__SHORT PROBLEM__
Copy out each line that has "title" in it.

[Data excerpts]
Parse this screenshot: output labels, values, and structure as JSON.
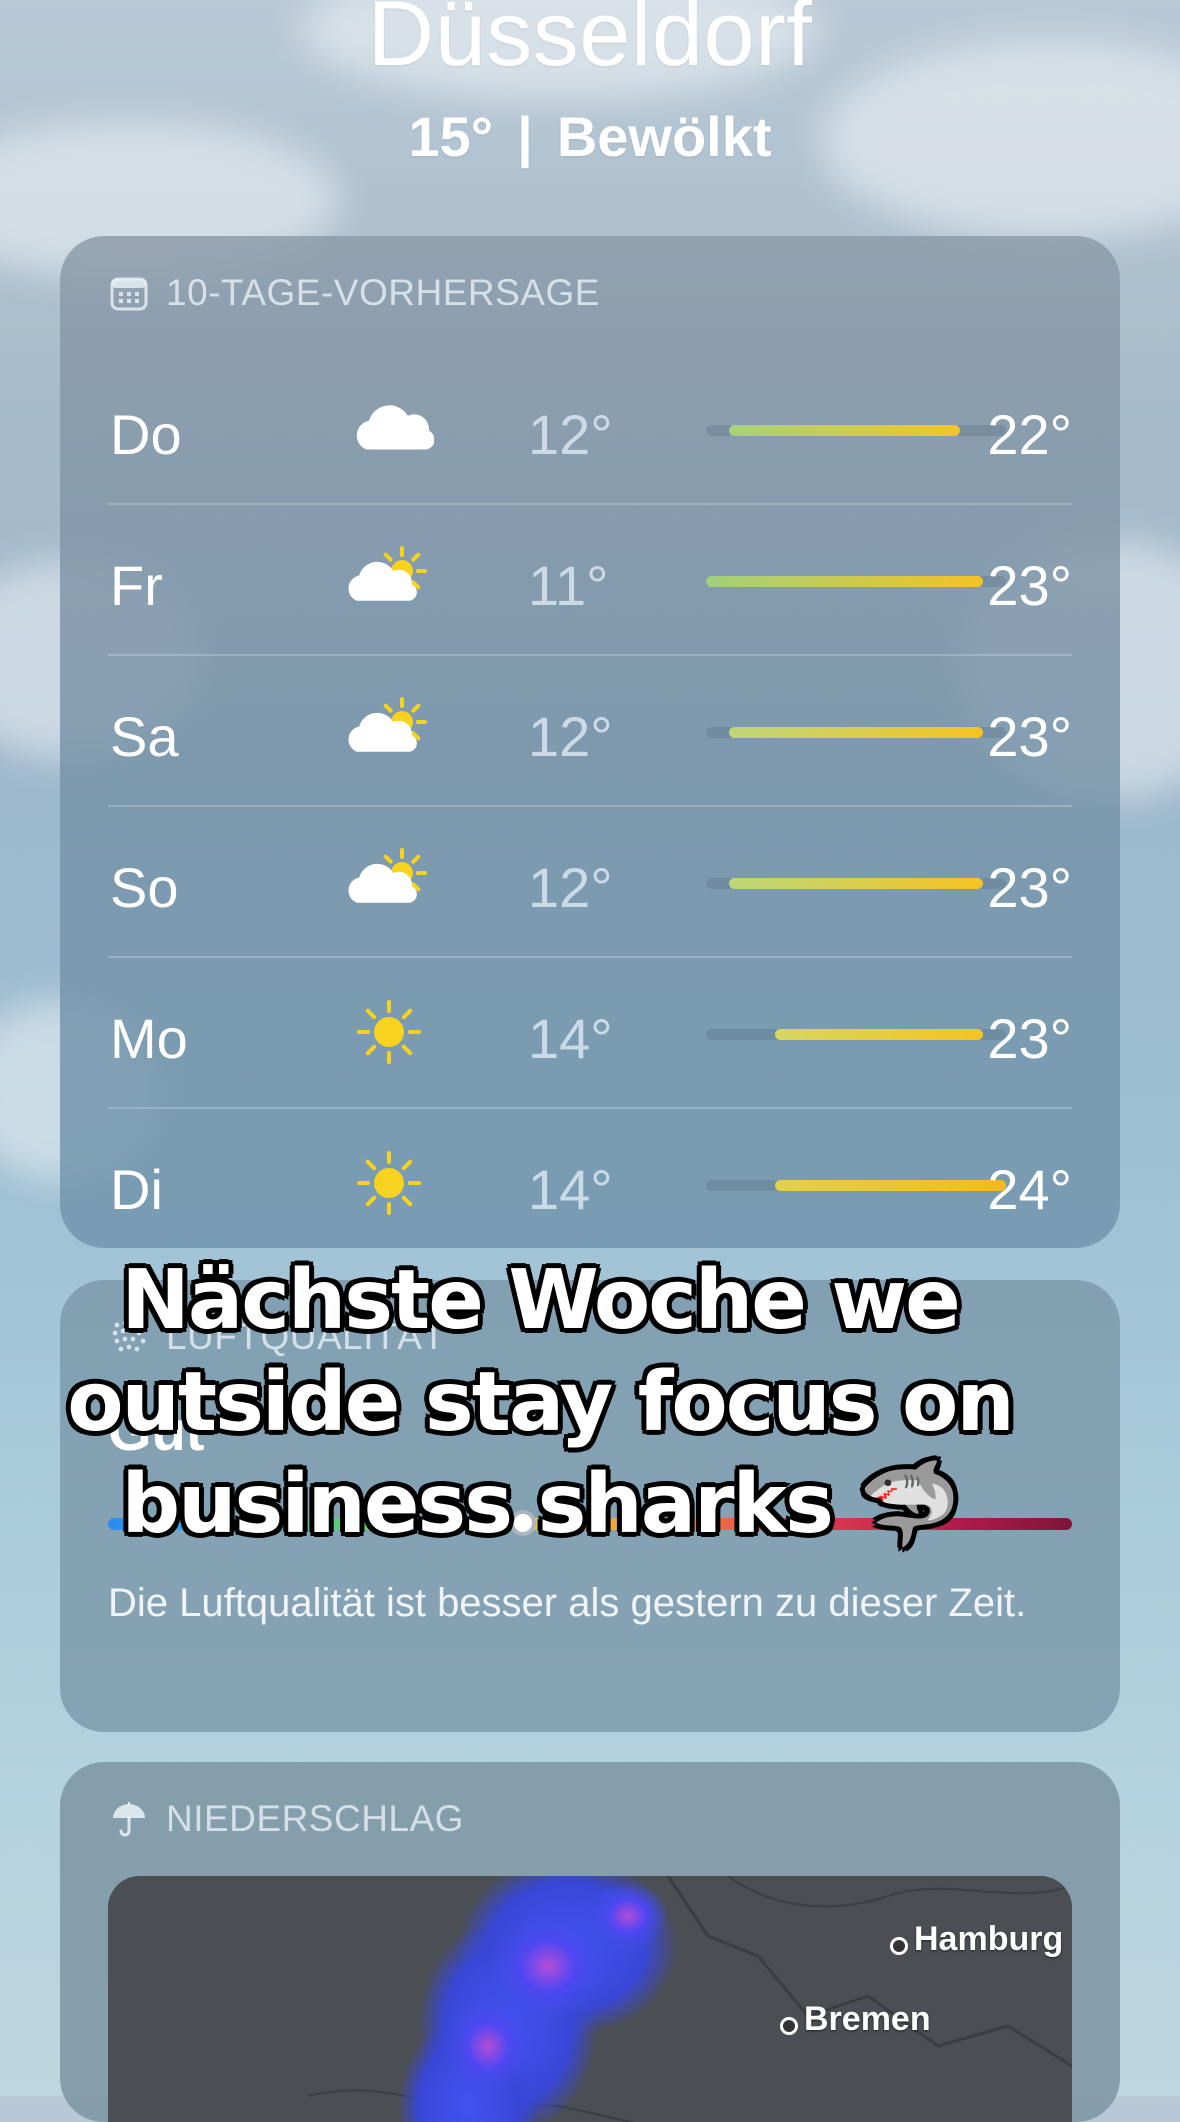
{
  "header": {
    "city": "Düsseldorf",
    "temperature": "15°",
    "separator": "|",
    "condition": "Bewölkt"
  },
  "forecast": {
    "title": "10-TAGE-VORHERSAGE",
    "icon": "calendar-icon",
    "range_min": 11,
    "range_max": 24,
    "days": [
      {
        "day": "Do",
        "icon": "cloud-icon",
        "low": "12°",
        "high": "22°",
        "low_value": 12,
        "high_value": 22,
        "gradient": [
          "#a6d27d",
          "#f0c62a"
        ]
      },
      {
        "day": "Fr",
        "icon": "partly-sunny-icon",
        "low": "11°",
        "high": "23°",
        "low_value": 11,
        "high_value": 23,
        "gradient": [
          "#9fd07f",
          "#f5c322"
        ]
      },
      {
        "day": "Sa",
        "icon": "partly-sunny-icon",
        "low": "12°",
        "high": "23°",
        "low_value": 12,
        "high_value": 23,
        "gradient": [
          "#bcd77a",
          "#f5c322"
        ]
      },
      {
        "day": "So",
        "icon": "partly-sunny-icon",
        "low": "12°",
        "high": "23°",
        "low_value": 12,
        "high_value": 23,
        "gradient": [
          "#bcd77a",
          "#f5c322"
        ]
      },
      {
        "day": "Mo",
        "icon": "sun-icon",
        "low": "14°",
        "high": "23°",
        "low_value": 14,
        "high_value": 23,
        "gradient": [
          "#d7d660",
          "#f5c322"
        ]
      },
      {
        "day": "Di",
        "icon": "sun-icon",
        "low": "14°",
        "high": "24°",
        "low_value": 14,
        "high_value": 24,
        "gradient": [
          "#e0d24a",
          "#f4b91e"
        ]
      }
    ]
  },
  "air_quality": {
    "title": "LUFTQUALITÄT",
    "icon": "air-quality-icon",
    "value": "Gut",
    "description": "Die Luftqualität ist besser als gestern zu dieser Zeit."
  },
  "precipitation": {
    "title": "NIEDERSCHLAG",
    "icon": "umbrella-icon",
    "map_labels": [
      "Hamburg",
      "Bremen"
    ]
  },
  "overlay": {
    "lines": [
      "Nächste Woche we",
      "outside stay focus on",
      "business sharks 🦈"
    ]
  },
  "colors": {
    "sun": "#f7d21e",
    "cloud": "#ffffff"
  }
}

__OUTPUT OF THE TASK__
    "title": "10-TAGE-VORHERSAGE",
    "title": "LUFTQUALITÄT",
    "title": "NIEDERSCHLAG",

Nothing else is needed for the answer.